## BEGIN
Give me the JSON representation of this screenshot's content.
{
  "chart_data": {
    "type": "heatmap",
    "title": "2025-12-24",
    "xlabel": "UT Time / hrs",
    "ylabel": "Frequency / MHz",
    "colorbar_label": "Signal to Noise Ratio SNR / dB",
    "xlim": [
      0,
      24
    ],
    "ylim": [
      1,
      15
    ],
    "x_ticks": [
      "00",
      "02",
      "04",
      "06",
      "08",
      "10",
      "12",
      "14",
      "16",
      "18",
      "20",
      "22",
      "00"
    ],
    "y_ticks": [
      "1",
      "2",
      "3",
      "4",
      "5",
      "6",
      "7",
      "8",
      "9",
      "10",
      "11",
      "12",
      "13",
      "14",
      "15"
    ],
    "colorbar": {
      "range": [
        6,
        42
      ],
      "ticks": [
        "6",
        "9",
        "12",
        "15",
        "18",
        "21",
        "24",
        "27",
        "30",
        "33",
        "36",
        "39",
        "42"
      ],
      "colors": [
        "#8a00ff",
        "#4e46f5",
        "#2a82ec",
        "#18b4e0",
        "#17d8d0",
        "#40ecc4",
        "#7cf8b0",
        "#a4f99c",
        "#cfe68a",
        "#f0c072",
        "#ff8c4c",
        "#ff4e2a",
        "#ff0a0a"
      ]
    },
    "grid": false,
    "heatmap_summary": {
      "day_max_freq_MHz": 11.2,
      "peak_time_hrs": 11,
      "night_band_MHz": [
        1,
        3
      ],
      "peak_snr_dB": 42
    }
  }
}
## END
## BEGIN
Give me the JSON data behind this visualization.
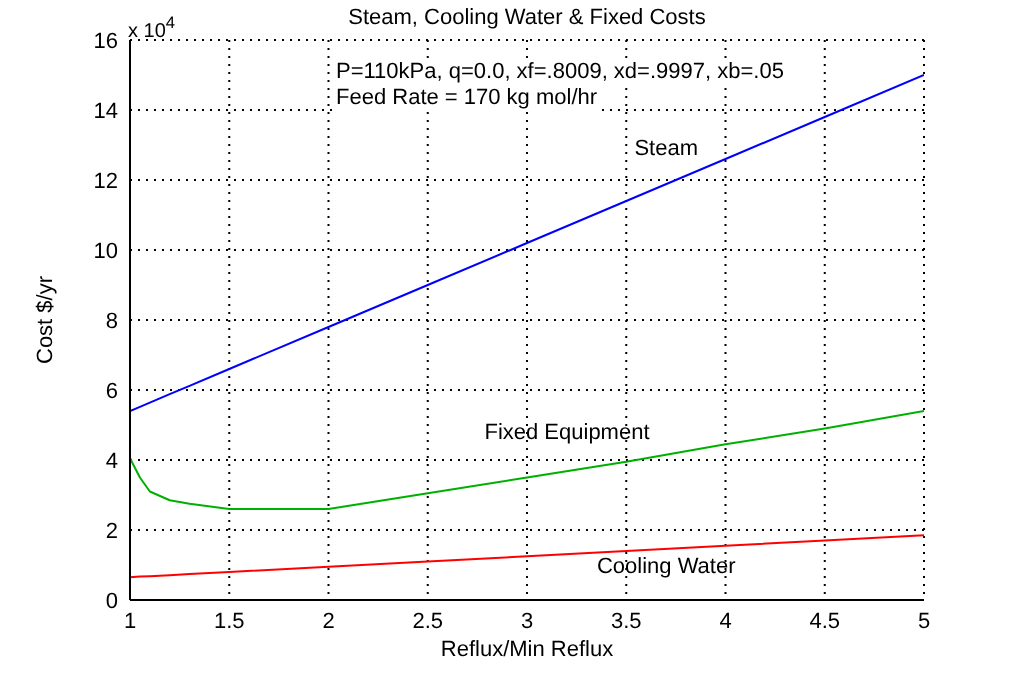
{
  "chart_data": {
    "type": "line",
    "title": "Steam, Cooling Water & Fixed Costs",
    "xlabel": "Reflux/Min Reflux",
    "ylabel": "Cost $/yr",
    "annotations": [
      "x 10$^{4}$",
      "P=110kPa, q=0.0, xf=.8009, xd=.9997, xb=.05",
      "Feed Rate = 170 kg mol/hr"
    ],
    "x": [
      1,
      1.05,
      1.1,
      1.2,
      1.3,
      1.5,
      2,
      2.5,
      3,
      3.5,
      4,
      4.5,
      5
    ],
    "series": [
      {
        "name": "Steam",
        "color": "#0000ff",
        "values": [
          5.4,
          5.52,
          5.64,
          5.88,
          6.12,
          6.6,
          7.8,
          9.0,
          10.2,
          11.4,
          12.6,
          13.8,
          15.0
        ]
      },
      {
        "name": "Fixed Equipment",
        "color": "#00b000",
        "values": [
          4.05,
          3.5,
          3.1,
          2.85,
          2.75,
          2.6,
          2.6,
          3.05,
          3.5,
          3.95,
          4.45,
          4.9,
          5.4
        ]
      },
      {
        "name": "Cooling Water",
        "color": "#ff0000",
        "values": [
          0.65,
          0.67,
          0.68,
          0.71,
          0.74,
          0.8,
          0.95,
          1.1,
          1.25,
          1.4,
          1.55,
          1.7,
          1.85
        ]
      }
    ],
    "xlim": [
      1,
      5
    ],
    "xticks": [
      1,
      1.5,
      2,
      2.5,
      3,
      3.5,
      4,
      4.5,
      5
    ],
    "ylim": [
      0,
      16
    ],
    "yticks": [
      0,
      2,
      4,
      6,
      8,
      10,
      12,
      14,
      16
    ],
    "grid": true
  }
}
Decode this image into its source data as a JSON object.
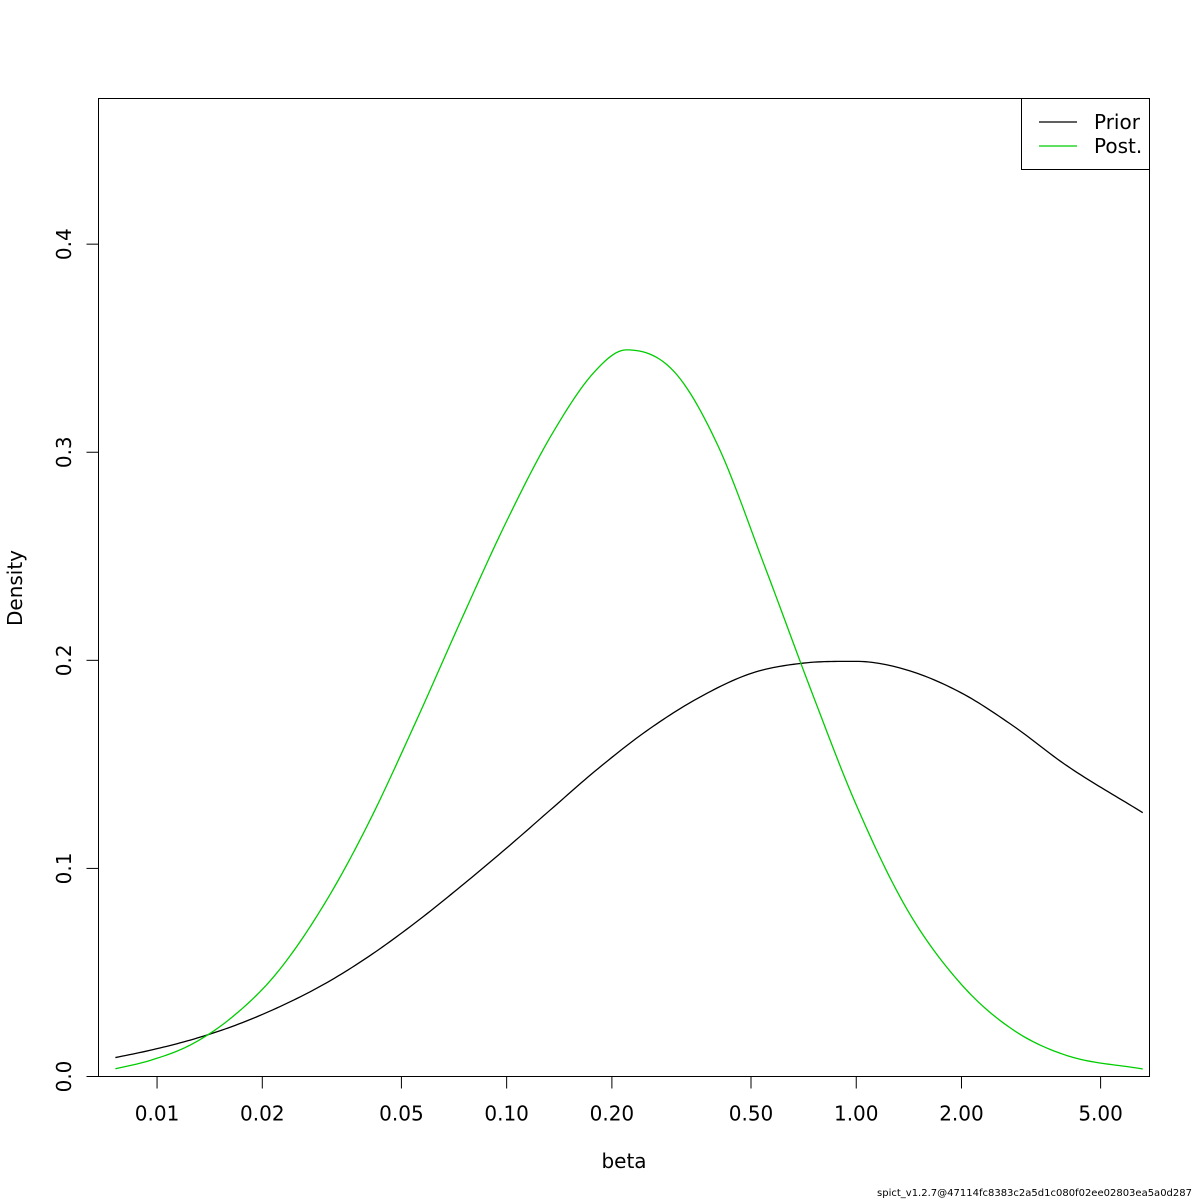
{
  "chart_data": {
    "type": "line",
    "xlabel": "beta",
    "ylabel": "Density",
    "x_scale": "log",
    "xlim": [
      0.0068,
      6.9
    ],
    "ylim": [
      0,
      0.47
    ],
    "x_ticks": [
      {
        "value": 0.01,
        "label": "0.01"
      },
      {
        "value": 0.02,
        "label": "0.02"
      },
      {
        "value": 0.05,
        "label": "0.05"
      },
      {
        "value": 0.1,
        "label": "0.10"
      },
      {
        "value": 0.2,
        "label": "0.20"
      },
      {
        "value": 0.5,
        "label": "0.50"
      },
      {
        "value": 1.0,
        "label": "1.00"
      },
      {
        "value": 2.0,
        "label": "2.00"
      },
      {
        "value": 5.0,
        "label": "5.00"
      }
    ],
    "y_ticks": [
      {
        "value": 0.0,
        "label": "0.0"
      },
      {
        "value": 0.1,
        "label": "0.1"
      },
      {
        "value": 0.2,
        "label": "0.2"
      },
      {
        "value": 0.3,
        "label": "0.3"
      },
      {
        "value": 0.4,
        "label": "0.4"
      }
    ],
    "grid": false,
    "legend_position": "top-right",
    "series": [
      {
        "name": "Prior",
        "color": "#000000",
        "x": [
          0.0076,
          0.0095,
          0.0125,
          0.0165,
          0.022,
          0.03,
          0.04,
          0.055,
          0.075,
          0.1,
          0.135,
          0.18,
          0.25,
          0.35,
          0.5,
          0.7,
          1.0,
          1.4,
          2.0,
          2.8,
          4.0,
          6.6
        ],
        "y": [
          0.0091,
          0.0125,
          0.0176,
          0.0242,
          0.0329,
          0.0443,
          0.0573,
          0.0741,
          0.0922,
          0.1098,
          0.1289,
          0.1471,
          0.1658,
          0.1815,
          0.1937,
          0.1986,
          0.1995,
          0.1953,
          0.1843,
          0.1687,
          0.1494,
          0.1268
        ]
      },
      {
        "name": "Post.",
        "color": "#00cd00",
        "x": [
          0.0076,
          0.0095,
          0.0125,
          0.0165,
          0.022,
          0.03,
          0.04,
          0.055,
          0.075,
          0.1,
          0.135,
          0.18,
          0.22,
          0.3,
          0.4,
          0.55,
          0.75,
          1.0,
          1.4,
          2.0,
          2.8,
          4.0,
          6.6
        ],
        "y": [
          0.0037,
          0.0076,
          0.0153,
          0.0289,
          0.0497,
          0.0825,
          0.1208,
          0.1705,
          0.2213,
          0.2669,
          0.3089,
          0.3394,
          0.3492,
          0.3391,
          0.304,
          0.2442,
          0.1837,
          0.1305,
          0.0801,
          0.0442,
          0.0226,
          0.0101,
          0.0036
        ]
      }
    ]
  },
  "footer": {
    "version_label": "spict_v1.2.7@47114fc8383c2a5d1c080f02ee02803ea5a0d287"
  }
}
## END
PROMPT:
Pull out each line of the entries that contains "this".

SOLUTION BELOW:
Give me the JSON representation of this screenshot's content.
Give me the JSON data behind this visualization.
Decode this image into its source data as a JSON object.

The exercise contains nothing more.